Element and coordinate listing
____________

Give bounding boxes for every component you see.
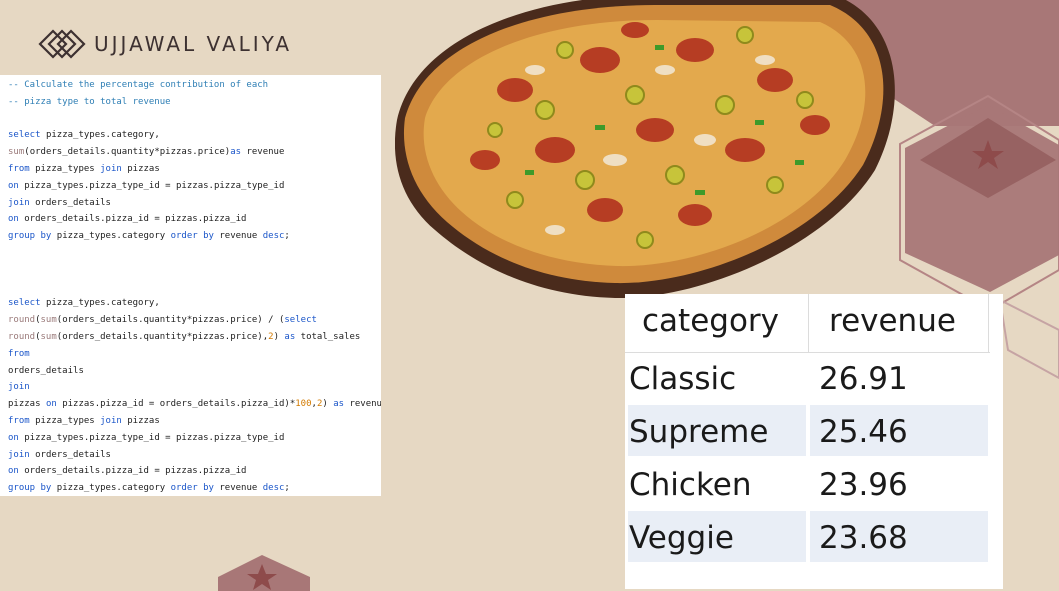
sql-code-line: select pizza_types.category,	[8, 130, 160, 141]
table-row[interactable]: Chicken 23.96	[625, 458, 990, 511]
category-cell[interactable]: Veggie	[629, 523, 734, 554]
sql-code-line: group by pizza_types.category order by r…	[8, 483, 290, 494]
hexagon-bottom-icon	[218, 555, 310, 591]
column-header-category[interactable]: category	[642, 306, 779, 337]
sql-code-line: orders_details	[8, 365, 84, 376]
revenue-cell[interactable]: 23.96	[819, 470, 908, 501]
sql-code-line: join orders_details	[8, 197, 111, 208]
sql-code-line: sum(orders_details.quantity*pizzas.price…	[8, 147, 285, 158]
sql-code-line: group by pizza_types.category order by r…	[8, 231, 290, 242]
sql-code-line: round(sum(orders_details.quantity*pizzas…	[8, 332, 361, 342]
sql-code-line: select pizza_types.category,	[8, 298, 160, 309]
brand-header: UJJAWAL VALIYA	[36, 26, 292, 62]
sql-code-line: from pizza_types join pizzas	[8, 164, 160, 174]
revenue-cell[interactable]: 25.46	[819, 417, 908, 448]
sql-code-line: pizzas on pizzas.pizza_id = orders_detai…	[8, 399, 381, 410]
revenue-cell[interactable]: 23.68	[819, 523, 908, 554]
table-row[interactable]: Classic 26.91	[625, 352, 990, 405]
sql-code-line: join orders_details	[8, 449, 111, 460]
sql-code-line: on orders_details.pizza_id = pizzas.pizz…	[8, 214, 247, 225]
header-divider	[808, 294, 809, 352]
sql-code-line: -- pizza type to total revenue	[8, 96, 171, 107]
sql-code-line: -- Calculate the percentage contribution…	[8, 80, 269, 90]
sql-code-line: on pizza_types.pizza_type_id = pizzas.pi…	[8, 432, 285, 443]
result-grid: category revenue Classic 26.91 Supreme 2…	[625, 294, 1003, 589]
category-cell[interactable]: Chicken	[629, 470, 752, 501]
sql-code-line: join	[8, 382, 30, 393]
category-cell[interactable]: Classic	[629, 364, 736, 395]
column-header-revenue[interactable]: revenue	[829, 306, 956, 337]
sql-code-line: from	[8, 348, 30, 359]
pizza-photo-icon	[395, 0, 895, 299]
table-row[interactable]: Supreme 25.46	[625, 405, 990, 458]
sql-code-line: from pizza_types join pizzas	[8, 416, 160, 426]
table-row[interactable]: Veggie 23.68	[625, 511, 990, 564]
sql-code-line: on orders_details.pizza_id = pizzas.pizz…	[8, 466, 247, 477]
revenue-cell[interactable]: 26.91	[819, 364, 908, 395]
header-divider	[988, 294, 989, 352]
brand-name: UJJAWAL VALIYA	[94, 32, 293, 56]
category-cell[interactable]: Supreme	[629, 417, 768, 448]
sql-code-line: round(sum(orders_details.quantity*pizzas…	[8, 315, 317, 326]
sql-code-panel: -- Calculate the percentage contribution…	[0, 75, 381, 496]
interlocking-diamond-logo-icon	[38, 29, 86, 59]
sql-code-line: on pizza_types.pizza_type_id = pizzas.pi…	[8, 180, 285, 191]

____________

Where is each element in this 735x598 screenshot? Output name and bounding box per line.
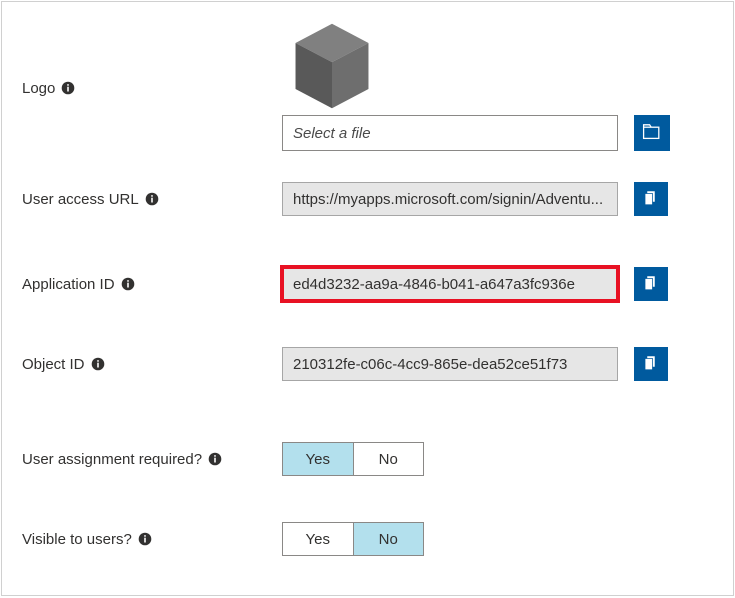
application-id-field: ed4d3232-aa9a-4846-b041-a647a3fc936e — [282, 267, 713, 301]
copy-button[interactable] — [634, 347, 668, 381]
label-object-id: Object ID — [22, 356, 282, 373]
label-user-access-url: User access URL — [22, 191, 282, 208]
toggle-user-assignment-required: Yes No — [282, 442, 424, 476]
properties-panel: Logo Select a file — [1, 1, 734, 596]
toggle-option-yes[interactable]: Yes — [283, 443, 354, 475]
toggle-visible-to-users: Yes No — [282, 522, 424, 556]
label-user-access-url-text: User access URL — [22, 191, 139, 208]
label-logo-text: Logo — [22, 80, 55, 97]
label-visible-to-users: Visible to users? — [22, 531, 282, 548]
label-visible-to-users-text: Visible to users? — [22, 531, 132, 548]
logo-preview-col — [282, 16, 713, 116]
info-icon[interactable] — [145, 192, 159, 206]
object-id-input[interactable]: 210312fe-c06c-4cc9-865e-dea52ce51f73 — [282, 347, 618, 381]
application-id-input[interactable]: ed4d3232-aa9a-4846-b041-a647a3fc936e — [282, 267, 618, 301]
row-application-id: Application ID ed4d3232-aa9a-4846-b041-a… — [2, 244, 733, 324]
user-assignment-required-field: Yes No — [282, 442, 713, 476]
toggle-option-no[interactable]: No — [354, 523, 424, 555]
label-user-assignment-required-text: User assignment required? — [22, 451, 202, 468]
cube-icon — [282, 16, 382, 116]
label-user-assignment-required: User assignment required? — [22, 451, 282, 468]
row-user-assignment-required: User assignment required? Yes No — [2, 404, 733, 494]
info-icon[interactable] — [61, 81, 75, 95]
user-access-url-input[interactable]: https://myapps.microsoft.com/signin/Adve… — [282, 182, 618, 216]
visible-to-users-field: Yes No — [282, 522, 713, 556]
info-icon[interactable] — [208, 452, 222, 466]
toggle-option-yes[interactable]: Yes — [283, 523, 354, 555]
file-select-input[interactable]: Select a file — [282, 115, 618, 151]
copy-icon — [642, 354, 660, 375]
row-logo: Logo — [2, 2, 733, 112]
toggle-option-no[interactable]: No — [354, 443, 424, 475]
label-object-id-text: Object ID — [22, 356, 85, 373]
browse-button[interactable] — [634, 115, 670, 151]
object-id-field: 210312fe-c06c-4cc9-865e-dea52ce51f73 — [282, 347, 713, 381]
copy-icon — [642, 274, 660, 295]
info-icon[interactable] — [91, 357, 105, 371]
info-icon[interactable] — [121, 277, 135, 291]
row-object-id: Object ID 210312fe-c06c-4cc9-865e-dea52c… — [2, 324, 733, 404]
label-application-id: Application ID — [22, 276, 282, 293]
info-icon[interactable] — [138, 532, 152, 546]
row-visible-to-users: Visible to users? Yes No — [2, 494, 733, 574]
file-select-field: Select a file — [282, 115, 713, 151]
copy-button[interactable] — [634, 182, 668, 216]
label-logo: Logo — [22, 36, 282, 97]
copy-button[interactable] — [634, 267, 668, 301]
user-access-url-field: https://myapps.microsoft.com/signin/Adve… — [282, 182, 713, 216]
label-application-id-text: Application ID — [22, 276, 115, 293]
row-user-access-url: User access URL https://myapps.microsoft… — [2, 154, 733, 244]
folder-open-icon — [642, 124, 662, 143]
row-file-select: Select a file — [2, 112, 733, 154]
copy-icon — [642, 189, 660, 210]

____________

TASK DETAILS: Give the lines of the listing from the line containing "130, 160, 141]" through the line containing "147, 285, 158]", both included, as a numbered list without blank lines.

EXERCISE RESULT:
1. sql-code-line: select pizza_types.category,	[8, 130, 160, 141]
2. table-row[interactable]: Chicken 23.96	[625, 458, 990, 511]
3. category-cell[interactable]: Veggie	[629, 523, 734, 554]
4. sql-code-line: group by pizza_types.category order by r…	[8, 483, 290, 494]
5. hexagon-bottom-icon	[218, 555, 310, 591]
6. column-header-category[interactable]: category	[642, 306, 779, 337]
7. sql-code-line: orders_details	[8, 365, 84, 376]
8. revenue-cell[interactable]: 23.96	[819, 470, 908, 501]
9. sql-code-line: join orders_details	[8, 197, 111, 208]
10. sql-code-line: sum(orders_details.quantity*pizzas.price…	[8, 147, 285, 158]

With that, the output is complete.